Your objective – Pictures do not belong in the copy; transcribe everything else in the records exactly.

Rows from a figure dataset
--------------------------------------------------

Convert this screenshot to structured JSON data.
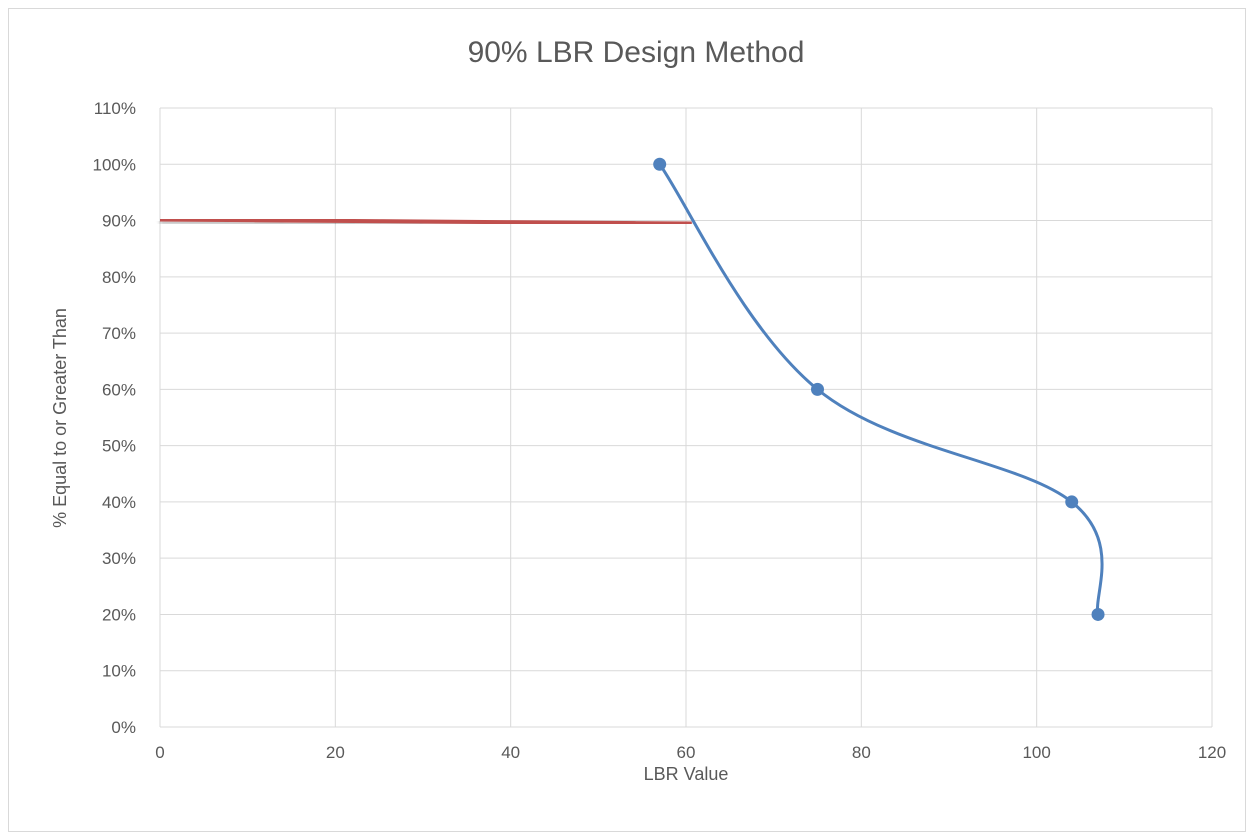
{
  "chart_data": {
    "type": "scatter",
    "title": "90% LBR Design Method",
    "xlabel": "LBR Value",
    "ylabel": "% Equal to or Greater Than",
    "xlim": [
      0,
      120
    ],
    "ylim": [
      0,
      110
    ],
    "xticks": [
      0,
      20,
      40,
      60,
      80,
      100,
      120
    ],
    "yticks": [
      0,
      10,
      20,
      30,
      40,
      50,
      60,
      70,
      80,
      90,
      100,
      110
    ],
    "ytick_labels": [
      "0%",
      "10%",
      "20%",
      "30%",
      "40%",
      "50%",
      "60%",
      "70%",
      "80%",
      "90%",
      "100%",
      "110%"
    ],
    "grid": true,
    "smooth": true,
    "series": [
      {
        "x": [
          57,
          75,
          104,
          107
        ],
        "y": [
          100,
          60,
          40,
          20
        ],
        "color": "#4f81bd"
      }
    ],
    "reference_lines": {
      "color": "#c0504d",
      "design_value": 61,
      "design_percent": 90
    }
  }
}
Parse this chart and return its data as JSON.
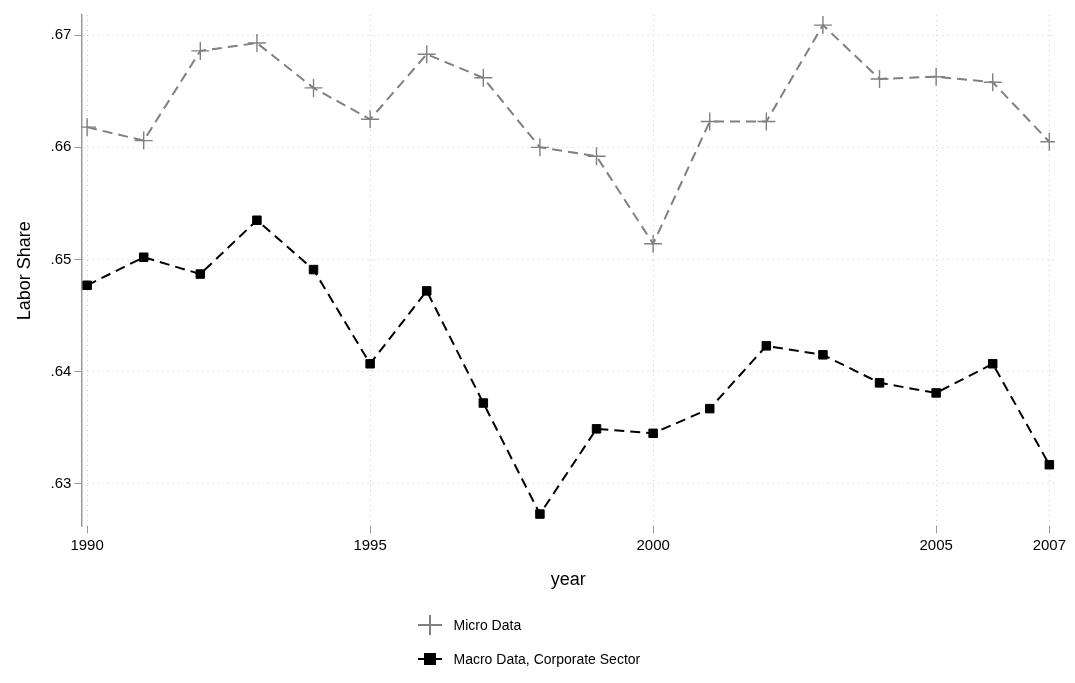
{
  "chart_data": {
    "type": "line",
    "xlabel": "year",
    "ylabel": "Labor Share",
    "x": [
      1990,
      1991,
      1992,
      1993,
      1994,
      1995,
      1996,
      1997,
      1998,
      1999,
      2000,
      2001,
      2002,
      2003,
      2004,
      2005,
      2006,
      2007
    ],
    "series": [
      {
        "name": "Micro Data",
        "color": "#808080",
        "marker": "cross",
        "line_style": "dashed",
        "values": [
          0.6618,
          0.6606,
          0.6686,
          0.6693,
          0.6653,
          0.6625,
          0.6683,
          0.6662,
          0.66,
          0.6592,
          0.6514,
          0.6623,
          0.6623,
          0.6709,
          0.6661,
          0.6663,
          0.6658,
          0.6605
        ]
      },
      {
        "name": "Macro Data, Corporate Sector",
        "color": "#000000",
        "marker": "square",
        "line_style": "dashed",
        "values": [
          0.6477,
          0.6502,
          0.6487,
          0.6535,
          0.6491,
          0.6407,
          0.6472,
          0.6372,
          0.6273,
          0.6349,
          0.6345,
          0.6367,
          0.6423,
          0.6415,
          0.639,
          0.6381,
          0.6407,
          0.6317
        ]
      }
    ],
    "xlim": [
      1989.9,
      2007.1
    ],
    "ylim": [
      0.6262,
      0.6718
    ],
    "xticks": [
      1990,
      1995,
      2000,
      2005,
      2007
    ],
    "yticks": [
      {
        "value": 0.63,
        "label": ".63"
      },
      {
        "value": 0.64,
        "label": ".64"
      },
      {
        "value": 0.65,
        "label": ".65"
      },
      {
        "value": 0.66,
        "label": ".66"
      },
      {
        "value": 0.67,
        "label": ".67"
      }
    ],
    "grid": true,
    "legend": "bottom"
  }
}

--------------------------------------------------

Answer –
Convert this screenshot to structured JSON data.
{
  "chart_data": {
    "type": "scatter",
    "title": "90% LBR Design Method",
    "xlabel": "LBR Value",
    "ylabel": "% Equal to or Greater Than",
    "xlim": [
      0,
      120
    ],
    "ylim": [
      0,
      110
    ],
    "xticks": [
      0,
      20,
      40,
      60,
      80,
      100,
      120
    ],
    "yticks": [
      0,
      10,
      20,
      30,
      40,
      50,
      60,
      70,
      80,
      90,
      100,
      110
    ],
    "ytick_labels": [
      "0%",
      "10%",
      "20%",
      "30%",
      "40%",
      "50%",
      "60%",
      "70%",
      "80%",
      "90%",
      "100%",
      "110%"
    ],
    "grid": true,
    "smooth": true,
    "series": [
      {
        "x": [
          57,
          75,
          104,
          107
        ],
        "y": [
          100,
          60,
          40,
          20
        ],
        "color": "#4f81bd"
      }
    ],
    "reference_lines": {
      "color": "#c0504d",
      "design_value": 61,
      "design_percent": 90
    }
  }
}
Parse this chart and return its data as JSON.
{
  "chart_data": {
    "type": "line",
    "xlabel": "year",
    "ylabel": "Labor Share",
    "x": [
      1990,
      1991,
      1992,
      1993,
      1994,
      1995,
      1996,
      1997,
      1998,
      1999,
      2000,
      2001,
      2002,
      2003,
      2004,
      2005,
      2006,
      2007
    ],
    "series": [
      {
        "name": "Micro Data",
        "color": "#808080",
        "marker": "cross",
        "line_style": "dashed",
        "values": [
          0.6618,
          0.6606,
          0.6686,
          0.6693,
          0.6653,
          0.6625,
          0.6683,
          0.6662,
          0.66,
          0.6592,
          0.6514,
          0.6623,
          0.6623,
          0.6709,
          0.6661,
          0.6663,
          0.6658,
          0.6605
        ]
      },
      {
        "name": "Macro Data, Corporate Sector",
        "color": "#000000",
        "marker": "square",
        "line_style": "dashed",
        "values": [
          0.6477,
          0.6502,
          0.6487,
          0.6535,
          0.6491,
          0.6407,
          0.6472,
          0.6372,
          0.6273,
          0.6349,
          0.6345,
          0.6367,
          0.6423,
          0.6415,
          0.639,
          0.6381,
          0.6407,
          0.6317
        ]
      }
    ],
    "xlim": [
      1989.9,
      2007.1
    ],
    "ylim": [
      0.6262,
      0.6718
    ],
    "xticks": [
      1990,
      1995,
      2000,
      2005,
      2007
    ],
    "yticks": [
      {
        "value": 0.63,
        "label": ".63"
      },
      {
        "value": 0.64,
        "label": ".64"
      },
      {
        "value": 0.65,
        "label": ".65"
      },
      {
        "value": 0.66,
        "label": ".66"
      },
      {
        "value": 0.67,
        "label": ".67"
      }
    ],
    "grid": true,
    "legend": "bottom"
  }
}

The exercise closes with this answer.